* [THE PROBLEM] Quote the records below verbatim, starting at their first line and ending with the line that contains "divider bbox=[30, 861, 690, 862]", with both of those lines included.
● ● ● ● ● ● ●
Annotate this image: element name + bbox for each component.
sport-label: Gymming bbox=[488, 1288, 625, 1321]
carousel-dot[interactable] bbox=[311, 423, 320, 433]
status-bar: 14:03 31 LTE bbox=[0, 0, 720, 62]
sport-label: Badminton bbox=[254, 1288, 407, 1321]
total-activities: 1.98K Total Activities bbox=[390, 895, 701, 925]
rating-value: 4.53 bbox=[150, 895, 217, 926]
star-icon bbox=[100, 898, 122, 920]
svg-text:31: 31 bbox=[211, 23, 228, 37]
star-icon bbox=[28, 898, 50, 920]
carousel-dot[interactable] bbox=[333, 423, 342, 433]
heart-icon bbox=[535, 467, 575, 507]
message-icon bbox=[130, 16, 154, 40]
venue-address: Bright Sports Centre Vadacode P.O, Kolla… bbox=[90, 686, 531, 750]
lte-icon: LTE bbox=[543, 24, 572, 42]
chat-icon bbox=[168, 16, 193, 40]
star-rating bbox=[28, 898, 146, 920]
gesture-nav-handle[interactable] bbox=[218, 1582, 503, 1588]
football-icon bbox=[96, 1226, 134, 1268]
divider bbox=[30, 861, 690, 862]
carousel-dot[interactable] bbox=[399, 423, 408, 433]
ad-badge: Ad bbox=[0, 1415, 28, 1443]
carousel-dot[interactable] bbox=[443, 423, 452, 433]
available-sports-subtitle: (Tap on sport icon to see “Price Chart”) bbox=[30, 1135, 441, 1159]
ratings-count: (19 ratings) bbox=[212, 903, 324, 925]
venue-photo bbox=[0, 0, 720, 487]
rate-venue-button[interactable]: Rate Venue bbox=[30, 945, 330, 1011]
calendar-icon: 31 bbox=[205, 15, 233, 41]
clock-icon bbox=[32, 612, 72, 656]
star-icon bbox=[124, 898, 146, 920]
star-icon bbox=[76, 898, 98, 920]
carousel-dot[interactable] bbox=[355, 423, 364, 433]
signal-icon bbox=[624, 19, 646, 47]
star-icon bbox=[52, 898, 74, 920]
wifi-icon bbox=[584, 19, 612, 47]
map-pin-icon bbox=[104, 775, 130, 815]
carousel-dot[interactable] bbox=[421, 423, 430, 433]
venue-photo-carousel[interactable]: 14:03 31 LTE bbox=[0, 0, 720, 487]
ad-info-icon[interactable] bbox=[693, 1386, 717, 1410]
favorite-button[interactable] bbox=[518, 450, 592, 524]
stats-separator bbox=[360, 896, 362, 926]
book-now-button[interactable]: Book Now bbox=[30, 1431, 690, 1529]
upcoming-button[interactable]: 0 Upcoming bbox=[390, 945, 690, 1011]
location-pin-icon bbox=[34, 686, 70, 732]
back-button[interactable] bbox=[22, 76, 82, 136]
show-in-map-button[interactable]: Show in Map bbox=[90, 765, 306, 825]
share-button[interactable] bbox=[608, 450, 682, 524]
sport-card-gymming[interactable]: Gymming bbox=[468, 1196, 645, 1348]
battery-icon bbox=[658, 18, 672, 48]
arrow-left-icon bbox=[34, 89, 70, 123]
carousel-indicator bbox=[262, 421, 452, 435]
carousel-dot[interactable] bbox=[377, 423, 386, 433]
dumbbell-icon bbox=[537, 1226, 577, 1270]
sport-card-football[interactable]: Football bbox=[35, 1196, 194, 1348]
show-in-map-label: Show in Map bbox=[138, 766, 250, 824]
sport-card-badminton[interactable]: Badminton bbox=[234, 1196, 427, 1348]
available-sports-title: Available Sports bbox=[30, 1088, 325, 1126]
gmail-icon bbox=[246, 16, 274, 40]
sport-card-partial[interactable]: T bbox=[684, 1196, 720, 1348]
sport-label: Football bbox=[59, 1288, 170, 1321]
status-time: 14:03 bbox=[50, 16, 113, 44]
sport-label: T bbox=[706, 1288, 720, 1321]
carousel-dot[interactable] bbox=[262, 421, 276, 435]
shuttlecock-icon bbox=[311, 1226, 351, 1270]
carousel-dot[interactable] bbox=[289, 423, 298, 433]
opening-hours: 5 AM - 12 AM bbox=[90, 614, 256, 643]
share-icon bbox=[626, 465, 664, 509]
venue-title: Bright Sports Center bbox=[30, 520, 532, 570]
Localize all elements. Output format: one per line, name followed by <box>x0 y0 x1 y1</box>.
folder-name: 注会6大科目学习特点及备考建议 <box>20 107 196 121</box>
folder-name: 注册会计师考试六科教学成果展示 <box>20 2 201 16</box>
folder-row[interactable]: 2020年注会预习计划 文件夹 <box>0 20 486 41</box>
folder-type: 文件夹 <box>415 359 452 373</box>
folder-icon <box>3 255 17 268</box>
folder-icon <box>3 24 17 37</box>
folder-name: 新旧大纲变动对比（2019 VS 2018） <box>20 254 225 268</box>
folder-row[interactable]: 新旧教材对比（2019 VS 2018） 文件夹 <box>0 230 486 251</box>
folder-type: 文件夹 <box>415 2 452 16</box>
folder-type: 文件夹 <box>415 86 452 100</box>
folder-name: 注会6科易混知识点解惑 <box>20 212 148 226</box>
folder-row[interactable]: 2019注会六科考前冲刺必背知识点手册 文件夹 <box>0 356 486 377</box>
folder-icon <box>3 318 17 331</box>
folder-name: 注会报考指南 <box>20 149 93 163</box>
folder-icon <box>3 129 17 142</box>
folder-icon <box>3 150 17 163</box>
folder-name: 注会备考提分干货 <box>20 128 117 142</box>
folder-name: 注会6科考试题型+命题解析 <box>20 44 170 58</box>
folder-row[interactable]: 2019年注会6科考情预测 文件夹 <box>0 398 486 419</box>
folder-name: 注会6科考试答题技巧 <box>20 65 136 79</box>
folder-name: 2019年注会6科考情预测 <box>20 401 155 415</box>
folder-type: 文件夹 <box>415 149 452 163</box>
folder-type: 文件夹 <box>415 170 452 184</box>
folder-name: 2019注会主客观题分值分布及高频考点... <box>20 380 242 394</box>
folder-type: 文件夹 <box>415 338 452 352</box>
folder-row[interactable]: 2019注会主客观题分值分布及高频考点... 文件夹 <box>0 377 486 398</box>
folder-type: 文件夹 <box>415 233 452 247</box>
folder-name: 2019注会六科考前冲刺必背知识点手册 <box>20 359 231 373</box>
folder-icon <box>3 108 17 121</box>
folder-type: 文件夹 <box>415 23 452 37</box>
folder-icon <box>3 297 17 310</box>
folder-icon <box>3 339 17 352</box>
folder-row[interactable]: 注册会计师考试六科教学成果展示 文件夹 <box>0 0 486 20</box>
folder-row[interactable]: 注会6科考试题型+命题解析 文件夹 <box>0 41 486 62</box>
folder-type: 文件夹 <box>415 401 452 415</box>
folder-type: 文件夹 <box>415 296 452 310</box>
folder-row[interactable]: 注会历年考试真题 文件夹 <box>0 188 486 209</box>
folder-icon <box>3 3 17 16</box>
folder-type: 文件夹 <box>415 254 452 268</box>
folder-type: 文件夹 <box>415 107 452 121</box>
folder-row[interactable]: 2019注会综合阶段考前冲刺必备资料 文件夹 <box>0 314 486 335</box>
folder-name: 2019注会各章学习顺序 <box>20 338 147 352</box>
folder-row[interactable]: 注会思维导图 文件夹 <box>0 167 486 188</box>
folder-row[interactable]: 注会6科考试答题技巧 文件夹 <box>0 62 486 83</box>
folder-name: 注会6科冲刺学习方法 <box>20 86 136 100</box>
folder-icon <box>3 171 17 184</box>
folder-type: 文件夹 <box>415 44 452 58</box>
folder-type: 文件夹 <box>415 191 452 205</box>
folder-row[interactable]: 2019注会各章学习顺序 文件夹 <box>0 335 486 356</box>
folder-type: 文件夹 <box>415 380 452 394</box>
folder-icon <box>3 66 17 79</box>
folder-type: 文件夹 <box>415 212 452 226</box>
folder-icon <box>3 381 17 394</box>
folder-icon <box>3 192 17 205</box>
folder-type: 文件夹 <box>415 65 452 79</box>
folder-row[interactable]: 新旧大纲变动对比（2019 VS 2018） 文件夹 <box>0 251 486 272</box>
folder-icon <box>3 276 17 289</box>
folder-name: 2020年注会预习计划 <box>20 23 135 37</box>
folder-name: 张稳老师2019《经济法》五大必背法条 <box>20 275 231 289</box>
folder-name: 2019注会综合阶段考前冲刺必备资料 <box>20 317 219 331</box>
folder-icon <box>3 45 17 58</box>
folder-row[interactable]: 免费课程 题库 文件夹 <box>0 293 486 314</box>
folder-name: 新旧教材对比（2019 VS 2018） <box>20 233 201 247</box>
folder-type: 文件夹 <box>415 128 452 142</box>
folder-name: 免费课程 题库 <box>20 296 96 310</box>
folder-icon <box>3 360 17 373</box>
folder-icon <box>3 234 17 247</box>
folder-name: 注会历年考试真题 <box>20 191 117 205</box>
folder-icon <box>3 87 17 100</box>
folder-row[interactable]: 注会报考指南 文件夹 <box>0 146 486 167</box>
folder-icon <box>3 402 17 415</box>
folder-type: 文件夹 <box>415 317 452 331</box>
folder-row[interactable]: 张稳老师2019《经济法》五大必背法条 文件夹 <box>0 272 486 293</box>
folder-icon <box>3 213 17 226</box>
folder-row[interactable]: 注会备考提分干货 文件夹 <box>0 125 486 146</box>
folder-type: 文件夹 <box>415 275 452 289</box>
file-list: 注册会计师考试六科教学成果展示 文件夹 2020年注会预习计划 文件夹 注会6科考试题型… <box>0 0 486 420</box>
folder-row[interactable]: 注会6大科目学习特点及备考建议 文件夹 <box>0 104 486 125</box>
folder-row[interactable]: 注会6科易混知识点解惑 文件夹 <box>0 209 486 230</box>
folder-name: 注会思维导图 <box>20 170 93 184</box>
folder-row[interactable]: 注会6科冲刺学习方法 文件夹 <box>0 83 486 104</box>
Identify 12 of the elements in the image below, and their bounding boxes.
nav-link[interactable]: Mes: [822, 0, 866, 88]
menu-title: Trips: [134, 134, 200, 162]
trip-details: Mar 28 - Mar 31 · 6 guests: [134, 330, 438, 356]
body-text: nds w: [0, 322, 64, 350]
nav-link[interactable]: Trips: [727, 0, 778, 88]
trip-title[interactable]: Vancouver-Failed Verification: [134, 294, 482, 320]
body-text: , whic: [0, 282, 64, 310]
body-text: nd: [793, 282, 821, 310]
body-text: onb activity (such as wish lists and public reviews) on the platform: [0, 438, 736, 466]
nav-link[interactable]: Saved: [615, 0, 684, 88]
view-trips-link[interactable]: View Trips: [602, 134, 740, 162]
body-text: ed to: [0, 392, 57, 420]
● ● ● ● ● ● ●
* [RESULT BELOW]
Annotate this image: element name + bbox for each component.
sport-label: Gymming bbox=[488, 1288, 625, 1321]
carousel-dot[interactable] bbox=[311, 423, 320, 433]
status-bar: 14:03 31 LTE bbox=[0, 0, 720, 62]
sport-label: Badminton bbox=[254, 1288, 407, 1321]
total-activities: 1.98K Total Activities bbox=[390, 895, 701, 925]
rating-value: 4.53 bbox=[150, 895, 217, 926]
star-icon bbox=[100, 898, 122, 920]
svg-text:31: 31 bbox=[211, 23, 228, 37]
star-icon bbox=[28, 898, 50, 920]
carousel-dot[interactable] bbox=[333, 423, 342, 433]
heart-icon bbox=[535, 467, 575, 507]
message-icon bbox=[130, 16, 154, 40]
venue-address: Bright Sports Centre Vadacode P.O, Kolla… bbox=[90, 686, 531, 750]
lte-icon: LTE bbox=[543, 24, 572, 42]
chat-icon bbox=[168, 16, 193, 40]
star-rating bbox=[28, 898, 146, 920]
gesture-nav-handle[interactable] bbox=[218, 1582, 503, 1588]
football-icon bbox=[96, 1226, 134, 1268]
divider bbox=[30, 861, 690, 862]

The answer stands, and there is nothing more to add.